Task to complete ▸ Locate and copy all lines bearing the word "xlabel".

Begin

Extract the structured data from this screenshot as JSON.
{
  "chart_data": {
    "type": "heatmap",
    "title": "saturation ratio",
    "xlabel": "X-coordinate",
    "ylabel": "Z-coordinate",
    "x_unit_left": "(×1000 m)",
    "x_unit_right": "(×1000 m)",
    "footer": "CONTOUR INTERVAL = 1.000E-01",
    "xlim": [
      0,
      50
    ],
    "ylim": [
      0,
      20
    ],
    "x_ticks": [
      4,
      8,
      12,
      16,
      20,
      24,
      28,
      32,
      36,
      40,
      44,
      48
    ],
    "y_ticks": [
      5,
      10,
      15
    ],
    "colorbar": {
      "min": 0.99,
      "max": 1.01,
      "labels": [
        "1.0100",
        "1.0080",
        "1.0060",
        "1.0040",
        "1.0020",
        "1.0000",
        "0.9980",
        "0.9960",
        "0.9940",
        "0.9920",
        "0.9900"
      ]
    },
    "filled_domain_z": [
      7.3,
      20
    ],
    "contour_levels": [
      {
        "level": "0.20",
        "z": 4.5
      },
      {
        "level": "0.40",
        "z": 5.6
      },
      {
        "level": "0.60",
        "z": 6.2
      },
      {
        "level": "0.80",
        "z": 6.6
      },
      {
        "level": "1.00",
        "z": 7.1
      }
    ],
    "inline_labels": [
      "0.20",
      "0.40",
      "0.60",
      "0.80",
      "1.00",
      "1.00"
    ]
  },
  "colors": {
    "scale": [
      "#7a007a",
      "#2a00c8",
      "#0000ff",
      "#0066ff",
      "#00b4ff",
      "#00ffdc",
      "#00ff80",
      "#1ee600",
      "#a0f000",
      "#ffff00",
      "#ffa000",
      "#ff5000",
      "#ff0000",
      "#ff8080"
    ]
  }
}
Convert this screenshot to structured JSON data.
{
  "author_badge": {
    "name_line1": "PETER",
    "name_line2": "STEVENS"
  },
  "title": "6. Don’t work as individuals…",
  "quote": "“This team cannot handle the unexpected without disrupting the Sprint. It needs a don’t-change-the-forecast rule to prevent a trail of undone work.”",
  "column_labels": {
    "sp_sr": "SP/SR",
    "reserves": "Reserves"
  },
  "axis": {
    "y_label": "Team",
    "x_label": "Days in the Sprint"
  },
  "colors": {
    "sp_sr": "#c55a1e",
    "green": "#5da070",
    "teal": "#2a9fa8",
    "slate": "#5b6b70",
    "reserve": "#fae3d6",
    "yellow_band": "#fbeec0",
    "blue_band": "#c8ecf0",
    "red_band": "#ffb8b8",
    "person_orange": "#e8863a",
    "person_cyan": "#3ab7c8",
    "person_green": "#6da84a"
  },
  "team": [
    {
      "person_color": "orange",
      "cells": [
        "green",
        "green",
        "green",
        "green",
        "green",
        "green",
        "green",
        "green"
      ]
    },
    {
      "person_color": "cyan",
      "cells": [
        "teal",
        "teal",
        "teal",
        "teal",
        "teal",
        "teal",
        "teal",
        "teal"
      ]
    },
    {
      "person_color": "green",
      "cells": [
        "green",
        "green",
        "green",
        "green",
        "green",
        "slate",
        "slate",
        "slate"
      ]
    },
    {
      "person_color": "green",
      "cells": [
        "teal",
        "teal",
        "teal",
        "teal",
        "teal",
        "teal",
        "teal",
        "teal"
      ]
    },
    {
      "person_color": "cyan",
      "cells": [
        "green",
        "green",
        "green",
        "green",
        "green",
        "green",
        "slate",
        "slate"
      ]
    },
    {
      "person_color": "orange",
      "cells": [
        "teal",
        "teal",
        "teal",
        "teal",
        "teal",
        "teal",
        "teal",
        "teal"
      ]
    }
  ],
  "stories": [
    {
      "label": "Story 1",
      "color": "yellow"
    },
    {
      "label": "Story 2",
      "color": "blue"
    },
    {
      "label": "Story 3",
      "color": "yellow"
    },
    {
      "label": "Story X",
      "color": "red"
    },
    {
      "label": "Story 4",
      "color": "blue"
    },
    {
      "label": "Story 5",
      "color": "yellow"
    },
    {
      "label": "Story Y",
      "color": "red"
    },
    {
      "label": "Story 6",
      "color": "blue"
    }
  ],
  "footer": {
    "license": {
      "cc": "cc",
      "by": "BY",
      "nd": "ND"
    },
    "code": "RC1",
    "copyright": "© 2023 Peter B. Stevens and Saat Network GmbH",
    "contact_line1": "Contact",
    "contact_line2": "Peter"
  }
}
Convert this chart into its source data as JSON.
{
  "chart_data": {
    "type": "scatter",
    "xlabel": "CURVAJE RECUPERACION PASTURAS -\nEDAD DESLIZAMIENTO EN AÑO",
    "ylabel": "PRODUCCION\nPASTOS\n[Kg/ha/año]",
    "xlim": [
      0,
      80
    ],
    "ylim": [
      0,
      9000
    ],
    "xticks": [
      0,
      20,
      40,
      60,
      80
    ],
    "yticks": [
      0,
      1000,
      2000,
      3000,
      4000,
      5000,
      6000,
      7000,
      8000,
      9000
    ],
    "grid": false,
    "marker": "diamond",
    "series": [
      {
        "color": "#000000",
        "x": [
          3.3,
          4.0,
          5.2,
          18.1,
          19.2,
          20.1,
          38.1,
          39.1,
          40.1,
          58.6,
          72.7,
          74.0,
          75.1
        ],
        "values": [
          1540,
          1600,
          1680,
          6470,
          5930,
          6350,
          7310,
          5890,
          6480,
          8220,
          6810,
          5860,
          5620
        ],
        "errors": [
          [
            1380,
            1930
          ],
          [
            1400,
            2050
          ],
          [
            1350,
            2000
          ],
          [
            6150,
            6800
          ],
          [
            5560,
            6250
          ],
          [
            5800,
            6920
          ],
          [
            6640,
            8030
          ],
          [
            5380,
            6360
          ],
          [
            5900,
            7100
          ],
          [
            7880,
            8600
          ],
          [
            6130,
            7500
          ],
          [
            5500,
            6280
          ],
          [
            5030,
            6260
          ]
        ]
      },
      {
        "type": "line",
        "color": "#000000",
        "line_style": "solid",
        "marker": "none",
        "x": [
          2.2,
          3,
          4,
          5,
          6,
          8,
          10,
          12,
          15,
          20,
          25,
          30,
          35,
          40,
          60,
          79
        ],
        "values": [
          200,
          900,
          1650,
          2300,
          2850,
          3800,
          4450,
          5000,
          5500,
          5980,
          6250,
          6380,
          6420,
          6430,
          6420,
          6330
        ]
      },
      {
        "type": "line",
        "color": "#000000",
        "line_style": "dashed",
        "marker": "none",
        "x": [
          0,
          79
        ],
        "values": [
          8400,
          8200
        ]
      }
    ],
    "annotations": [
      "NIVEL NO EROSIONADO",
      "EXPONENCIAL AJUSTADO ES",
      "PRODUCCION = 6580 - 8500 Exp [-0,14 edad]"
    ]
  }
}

End

Solution for this task ▸
    "xlabel": "X-coordinate",
    "xlabel": "CURVAJE RECUPERACION PASTURAS -\nEDAD DESLIZAMIENTO EN AÑO",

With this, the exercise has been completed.